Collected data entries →
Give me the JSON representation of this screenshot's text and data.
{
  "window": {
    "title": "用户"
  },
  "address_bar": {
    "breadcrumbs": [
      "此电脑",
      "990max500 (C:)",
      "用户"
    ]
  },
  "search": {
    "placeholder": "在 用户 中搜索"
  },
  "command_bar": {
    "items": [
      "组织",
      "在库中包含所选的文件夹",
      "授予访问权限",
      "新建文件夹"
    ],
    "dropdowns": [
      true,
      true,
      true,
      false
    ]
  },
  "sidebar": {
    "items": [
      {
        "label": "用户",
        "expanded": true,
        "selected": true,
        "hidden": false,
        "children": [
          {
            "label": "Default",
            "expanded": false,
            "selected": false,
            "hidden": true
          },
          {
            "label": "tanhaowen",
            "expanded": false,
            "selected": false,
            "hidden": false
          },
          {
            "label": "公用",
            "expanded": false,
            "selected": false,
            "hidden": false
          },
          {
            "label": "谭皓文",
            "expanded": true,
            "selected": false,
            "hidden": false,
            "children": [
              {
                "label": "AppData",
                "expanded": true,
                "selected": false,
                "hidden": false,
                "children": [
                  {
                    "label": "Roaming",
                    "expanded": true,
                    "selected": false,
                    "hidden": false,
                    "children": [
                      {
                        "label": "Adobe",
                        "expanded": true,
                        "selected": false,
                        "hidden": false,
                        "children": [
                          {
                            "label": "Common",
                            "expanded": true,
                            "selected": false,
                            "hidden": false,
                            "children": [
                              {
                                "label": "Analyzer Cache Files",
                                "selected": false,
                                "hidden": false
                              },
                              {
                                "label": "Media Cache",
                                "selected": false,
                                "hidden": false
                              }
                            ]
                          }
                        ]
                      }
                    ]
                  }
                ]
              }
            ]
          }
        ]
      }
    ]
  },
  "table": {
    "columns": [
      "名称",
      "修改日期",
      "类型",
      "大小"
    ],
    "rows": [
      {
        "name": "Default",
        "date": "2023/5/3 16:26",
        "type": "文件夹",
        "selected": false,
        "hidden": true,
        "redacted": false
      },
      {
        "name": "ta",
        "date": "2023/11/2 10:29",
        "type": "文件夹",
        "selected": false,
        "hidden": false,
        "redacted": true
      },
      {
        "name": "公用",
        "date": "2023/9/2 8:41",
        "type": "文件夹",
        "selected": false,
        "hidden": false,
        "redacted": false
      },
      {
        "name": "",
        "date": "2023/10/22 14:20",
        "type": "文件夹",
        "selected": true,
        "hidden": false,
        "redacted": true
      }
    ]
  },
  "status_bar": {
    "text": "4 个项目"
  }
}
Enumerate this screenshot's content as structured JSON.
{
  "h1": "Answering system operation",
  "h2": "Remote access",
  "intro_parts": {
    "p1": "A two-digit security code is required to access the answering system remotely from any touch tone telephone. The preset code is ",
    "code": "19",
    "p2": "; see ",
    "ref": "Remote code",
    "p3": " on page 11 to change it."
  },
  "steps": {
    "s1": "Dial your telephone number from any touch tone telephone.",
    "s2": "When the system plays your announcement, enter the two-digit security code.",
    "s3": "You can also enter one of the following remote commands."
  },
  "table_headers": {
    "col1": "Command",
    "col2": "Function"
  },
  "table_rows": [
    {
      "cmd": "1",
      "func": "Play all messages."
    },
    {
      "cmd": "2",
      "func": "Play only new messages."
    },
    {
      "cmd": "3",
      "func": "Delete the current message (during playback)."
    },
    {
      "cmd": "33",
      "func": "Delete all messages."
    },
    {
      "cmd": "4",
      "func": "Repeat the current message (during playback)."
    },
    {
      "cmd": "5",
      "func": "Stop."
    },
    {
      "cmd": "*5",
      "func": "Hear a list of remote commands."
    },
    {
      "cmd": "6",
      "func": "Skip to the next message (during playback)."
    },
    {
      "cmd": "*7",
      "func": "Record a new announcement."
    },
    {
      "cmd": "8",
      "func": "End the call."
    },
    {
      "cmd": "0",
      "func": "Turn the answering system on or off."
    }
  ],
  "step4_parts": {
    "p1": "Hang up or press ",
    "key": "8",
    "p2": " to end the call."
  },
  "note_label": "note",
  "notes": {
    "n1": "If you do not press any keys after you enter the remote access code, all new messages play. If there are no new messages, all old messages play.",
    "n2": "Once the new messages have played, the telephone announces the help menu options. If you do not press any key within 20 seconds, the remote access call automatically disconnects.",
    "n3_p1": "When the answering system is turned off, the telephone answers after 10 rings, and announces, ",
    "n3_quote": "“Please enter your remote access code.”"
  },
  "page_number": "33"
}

Task statement →
Count the lines above in which the word "this" appears, then state only that count.

Exercise answer →
2